>> BEGIN Record list

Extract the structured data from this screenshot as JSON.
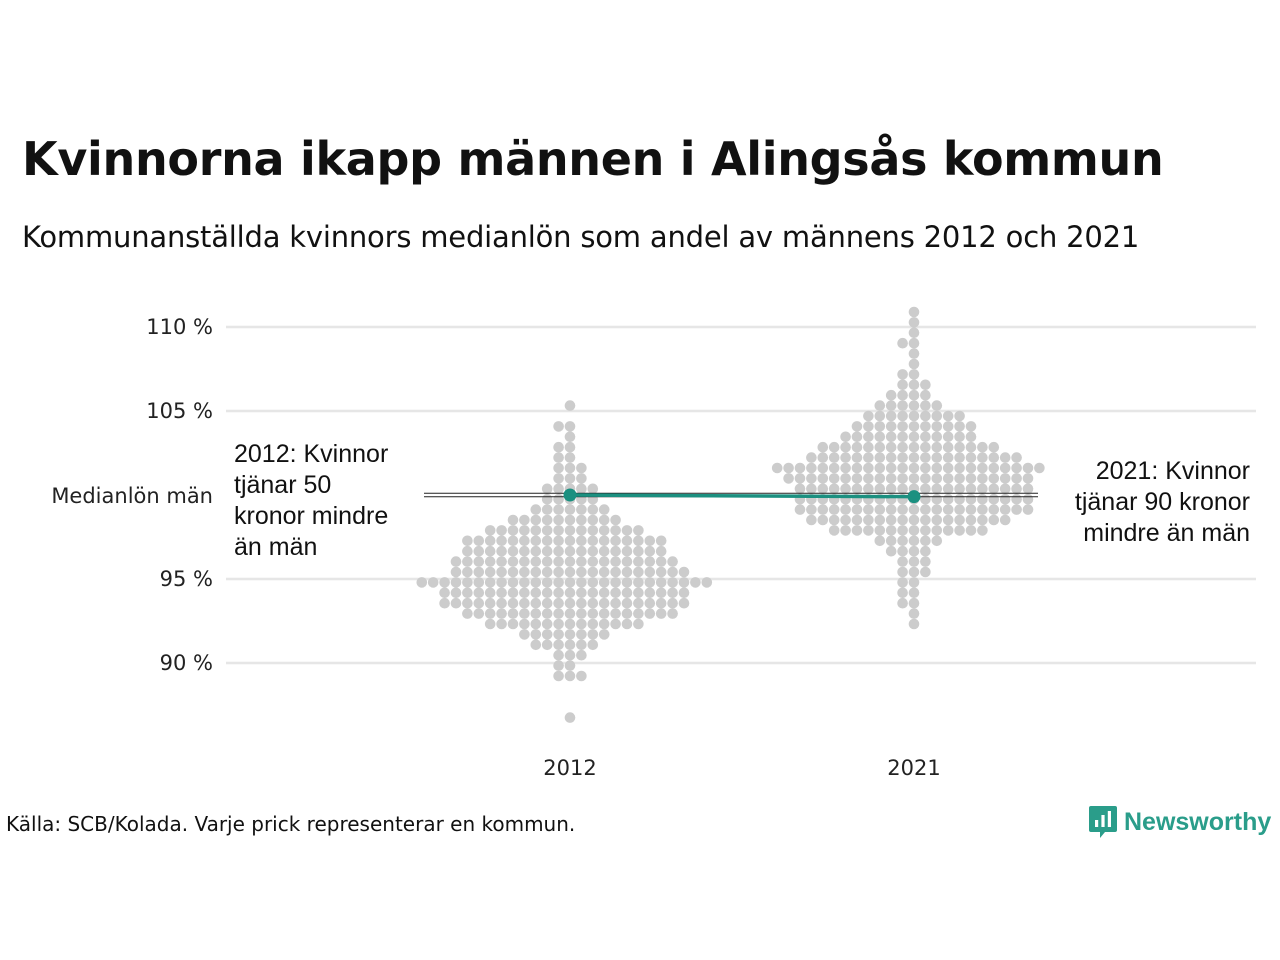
{
  "title": "Kvinnorna ikapp männen i Alingsås kommun",
  "subtitle": "Kommunanställda kvinnors medianlön som andel av männens 2012 och 2021",
  "source": "Källa: SCB/Kolada. Varje prick representerar en kommun.",
  "brand": {
    "name": "Newsworthy",
    "icon": "chart-bubble-icon",
    "color": "#2a9d8a"
  },
  "colors": {
    "dots": "#cccccc",
    "highlight": "#1b9080",
    "grid": "#e6e6e6",
    "reference": "#222222"
  },
  "chart_data": {
    "type": "scatter",
    "subtype": "beeswarm",
    "categories": [
      "2012",
      "2021"
    ],
    "ylim": [
      86.5,
      111.5
    ],
    "y_ticks": [
      {
        "value": 90,
        "label": "90 %"
      },
      {
        "value": 95,
        "label": "95 %"
      },
      {
        "value": 105,
        "label": "105 %"
      },
      {
        "value": 110,
        "label": "110 %"
      }
    ],
    "reference_line": {
      "value": 100,
      "label": "Medianlön män"
    },
    "highlight": {
      "name": "Alingsås",
      "points": [
        {
          "x": "2012",
          "y": 100.0
        },
        {
          "x": "2021",
          "y": 99.9
        }
      ]
    },
    "annotations": [
      {
        "x": "2012",
        "lines": [
          "2012: Kvinnor",
          "tjänar 50",
          "kronor mindre",
          "än män"
        ]
      },
      {
        "x": "2021",
        "lines": [
          "2021: Kvinnor",
          "tjänar 90 kronor",
          "mindre än män"
        ]
      }
    ],
    "series": [
      {
        "category": "2012",
        "values": [
          86.7,
          89.1,
          89.2,
          89.5,
          89.8,
          90.1,
          90.4,
          90.6,
          90.7,
          90.8,
          90.9,
          91.0,
          91.1,
          91.2,
          91.3,
          91.4,
          91.5,
          91.6,
          91.7,
          91.8,
          91.9,
          92.0,
          92.0,
          92.1,
          92.1,
          92.2,
          92.2,
          92.3,
          92.3,
          92.4,
          92.4,
          92.5,
          92.5,
          92.5,
          92.6,
          92.6,
          92.6,
          92.7,
          92.7,
          92.7,
          92.8,
          92.8,
          92.8,
          92.9,
          92.9,
          92.9,
          93.0,
          93.0,
          93.0,
          93.0,
          93.1,
          93.1,
          93.1,
          93.2,
          93.2,
          93.2,
          93.3,
          93.3,
          93.3,
          93.3,
          93.4,
          93.4,
          93.4,
          93.5,
          93.5,
          93.5,
          93.5,
          93.6,
          93.6,
          93.6,
          93.7,
          93.7,
          93.7,
          93.7,
          93.8,
          93.8,
          93.8,
          93.8,
          93.9,
          93.9,
          93.9,
          94.0,
          94.0,
          94.0,
          94.0,
          94.1,
          94.1,
          94.1,
          94.1,
          94.2,
          94.2,
          94.2,
          94.2,
          94.3,
          94.3,
          94.3,
          94.4,
          94.4,
          94.4,
          94.4,
          94.5,
          94.5,
          94.5,
          94.5,
          94.6,
          94.6,
          94.6,
          94.7,
          94.7,
          94.7,
          94.7,
          94.8,
          94.8,
          94.8,
          94.8,
          94.9,
          94.9,
          94.9,
          95.0,
          95.0,
          95.0,
          95.0,
          95.1,
          95.1,
          95.1,
          95.1,
          95.2,
          95.2,
          95.2,
          95.3,
          95.3,
          95.3,
          95.3,
          95.4,
          95.4,
          95.4,
          95.4,
          95.5,
          95.5,
          95.5,
          95.6,
          95.6,
          95.6,
          95.6,
          95.7,
          95.7,
          95.7,
          95.8,
          95.8,
          95.8,
          95.8,
          95.9,
          95.9,
          95.9,
          96.0,
          96.0,
          96.0,
          96.0,
          96.1,
          96.1,
          96.1,
          96.2,
          96.2,
          96.2,
          96.3,
          96.3,
          96.3,
          96.4,
          96.4,
          96.4,
          96.5,
          96.5,
          96.5,
          96.6,
          96.6,
          96.6,
          96.7,
          96.7,
          96.7,
          96.8,
          96.8,
          96.8,
          96.9,
          96.9,
          96.9,
          97.0,
          97.0,
          97.0,
          97.1,
          97.1,
          97.1,
          97.2,
          97.2,
          97.2,
          97.3,
          97.3,
          97.3,
          97.4,
          97.4,
          97.4,
          97.5,
          97.5,
          97.5,
          97.6,
          97.6,
          97.7,
          97.7,
          97.8,
          97.8,
          97.9,
          97.9,
          98.0,
          98.0,
          98.1,
          98.1,
          98.2,
          98.2,
          98.3,
          98.3,
          98.4,
          98.4,
          98.5,
          98.5,
          98.6,
          98.7,
          98.7,
          98.8,
          98.9,
          98.9,
          99.0,
          99.1,
          99.2,
          99.3,
          99.4,
          99.5,
          99.6,
          99.7,
          99.8,
          99.9,
          100.1,
          100.2,
          100.3,
          100.5,
          100.6,
          100.8,
          101.0,
          101.2,
          101.4,
          101.6,
          101.8,
          102.1,
          102.4,
          102.7,
          103.0,
          103.4,
          103.8,
          104.3,
          105.1
        ]
      },
      {
        "category": "2021",
        "values": [
          92.6,
          93.0,
          93.4,
          93.7,
          94.0,
          94.3,
          94.6,
          94.9,
          95.2,
          95.5,
          95.7,
          95.9,
          96.1,
          96.3,
          96.5,
          96.7,
          96.8,
          96.9,
          97.0,
          97.1,
          97.2,
          97.3,
          97.4,
          97.5,
          97.6,
          97.6,
          97.7,
          97.7,
          97.8,
          97.8,
          97.9,
          97.9,
          98.0,
          98.0,
          98.1,
          98.1,
          98.2,
          98.2,
          98.3,
          98.3,
          98.3,
          98.4,
          98.4,
          98.4,
          98.5,
          98.5,
          98.5,
          98.6,
          98.6,
          98.6,
          98.7,
          98.7,
          98.7,
          98.8,
          98.8,
          98.8,
          98.9,
          98.9,
          98.9,
          99.0,
          99.0,
          99.0,
          99.0,
          99.1,
          99.1,
          99.1,
          99.2,
          99.2,
          99.2,
          99.2,
          99.3,
          99.3,
          99.3,
          99.4,
          99.4,
          99.4,
          99.4,
          99.5,
          99.5,
          99.5,
          99.6,
          99.6,
          99.6,
          99.6,
          99.7,
          99.7,
          99.7,
          99.8,
          99.8,
          99.8,
          99.8,
          99.9,
          99.9,
          99.9,
          100.0,
          100.0,
          100.0,
          100.0,
          100.1,
          100.1,
          100.1,
          100.1,
          100.2,
          100.2,
          100.2,
          100.3,
          100.3,
          100.3,
          100.3,
          100.4,
          100.4,
          100.4,
          100.5,
          100.5,
          100.5,
          100.5,
          100.6,
          100.6,
          100.6,
          100.7,
          100.7,
          100.7,
          100.7,
          100.8,
          100.8,
          100.8,
          100.8,
          100.9,
          100.9,
          100.9,
          101.0,
          101.0,
          101.0,
          101.0,
          101.1,
          101.1,
          101.1,
          101.2,
          101.2,
          101.2,
          101.2,
          101.3,
          101.3,
          101.3,
          101.4,
          101.4,
          101.4,
          101.4,
          101.5,
          101.5,
          101.5,
          101.6,
          101.6,
          101.6,
          101.6,
          101.7,
          101.7,
          101.7,
          101.8,
          101.8,
          101.8,
          101.8,
          101.9,
          101.9,
          101.9,
          102.0,
          102.0,
          102.0,
          102.0,
          102.1,
          102.1,
          102.1,
          102.2,
          102.2,
          102.2,
          102.3,
          102.3,
          102.3,
          102.4,
          102.4,
          102.4,
          102.5,
          102.5,
          102.5,
          102.6,
          102.6,
          102.6,
          102.7,
          102.7,
          102.7,
          102.8,
          102.8,
          102.8,
          102.9,
          102.9,
          102.9,
          103.0,
          103.0,
          103.1,
          103.1,
          103.2,
          103.2,
          103.3,
          103.3,
          103.4,
          103.4,
          103.5,
          103.5,
          103.6,
          103.6,
          103.7,
          103.7,
          103.8,
          103.8,
          103.9,
          103.9,
          104.0,
          104.0,
          104.1,
          104.2,
          104.2,
          104.3,
          104.3,
          104.4,
          104.5,
          104.5,
          104.6,
          104.7,
          104.7,
          104.8,
          104.9,
          105.0,
          105.1,
          105.2,
          105.3,
          105.4,
          105.5,
          105.6,
          105.7,
          105.9,
          106.0,
          106.2,
          106.4,
          106.6,
          106.8,
          107.1,
          107.4,
          107.8,
          108.3,
          108.8,
          109.3,
          109.8,
          110.4,
          111.2
        ]
      }
    ]
  }
}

>> END Record list

## Directions
Using the entries above, return each line that includes the word "Alingsås".

## Full solution
  "title": "Kvinnorna ikapp männen i Alingsås kommun",
      "name": "Alingsås",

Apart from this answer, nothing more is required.